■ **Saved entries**
↓↓↓
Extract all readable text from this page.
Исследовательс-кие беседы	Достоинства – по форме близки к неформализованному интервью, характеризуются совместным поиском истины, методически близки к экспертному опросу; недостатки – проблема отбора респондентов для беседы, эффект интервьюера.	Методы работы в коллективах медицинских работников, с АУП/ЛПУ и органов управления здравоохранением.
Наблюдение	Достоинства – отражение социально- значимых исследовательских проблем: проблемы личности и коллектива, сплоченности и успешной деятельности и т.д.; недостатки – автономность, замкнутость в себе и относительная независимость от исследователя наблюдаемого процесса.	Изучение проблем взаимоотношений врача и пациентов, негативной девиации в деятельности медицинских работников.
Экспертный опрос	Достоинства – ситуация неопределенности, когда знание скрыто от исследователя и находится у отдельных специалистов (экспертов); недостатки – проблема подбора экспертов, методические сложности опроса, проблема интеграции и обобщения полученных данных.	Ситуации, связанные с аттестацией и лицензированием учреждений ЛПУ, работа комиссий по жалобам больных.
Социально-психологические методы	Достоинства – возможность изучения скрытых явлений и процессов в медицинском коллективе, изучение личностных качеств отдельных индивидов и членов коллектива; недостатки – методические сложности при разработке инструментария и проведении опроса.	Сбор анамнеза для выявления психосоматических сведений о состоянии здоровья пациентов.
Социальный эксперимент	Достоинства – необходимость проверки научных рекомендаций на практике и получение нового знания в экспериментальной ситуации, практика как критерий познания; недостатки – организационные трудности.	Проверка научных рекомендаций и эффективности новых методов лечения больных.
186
↑↑↑
■ **Problem**
Repeat the records above exactly as they appear.

■ **Task output**
Extract all readable text from this page.
Исследовательс-кие беседы	Достоинства – по форме близки к неформализованному интервью, характеризуются совместным поиском истины, методически близки к экспертному опросу; недостатки – проблема отбора респондентов для беседы, эффект интервьюера.	Методы работы в коллективах медицинских работников, с АУП/ЛПУ и органов управления здравоохранением.
Наблюдение	Достоинства – отражение социально- значимых исследовательских проблем: проблемы личности и коллектива, сплоченности и успешной деятельности и т.д.; недостатки – автономность, замкнутость в себе и относительная независимость от исследователя наблюдаемого процесса.	Изучение проблем взаимоотношений врача и пациентов, негативной девиации в деятельности медицинских работников.
Экспертный опрос	Достоинства – ситуация неопределенности, когда знание скрыто от исследователя и находится у отдельных специалистов (экспертов); недостатки – проблема подбора экспертов, методические сложности опроса, проблема интеграции и обобщения полученных данных.	Ситуации, связанные с аттестацией и лицензированием учреждений ЛПУ, работа комиссий по жалобам больных.
Социально-психологические методы	Достоинства – возможность изучения скрытых явлений и процессов в медицинском коллективе, изучение личностных качеств отдельных индивидов и членов коллектива; недостатки – методические сложности при разработке инструментария и проведении опроса.	Сбор анамнеза для выявления психосоматических сведений о состоянии здоровья пациентов.
Социальный эксперимент	Достоинства – необходимость проверки научных рекомендаций на практике и получение нового знания в экспериментальной ситуации, практика как критерий познания; недостатки – организационные трудности.	Проверка научных рекомендаций и эффективности новых методов лечения больных.
186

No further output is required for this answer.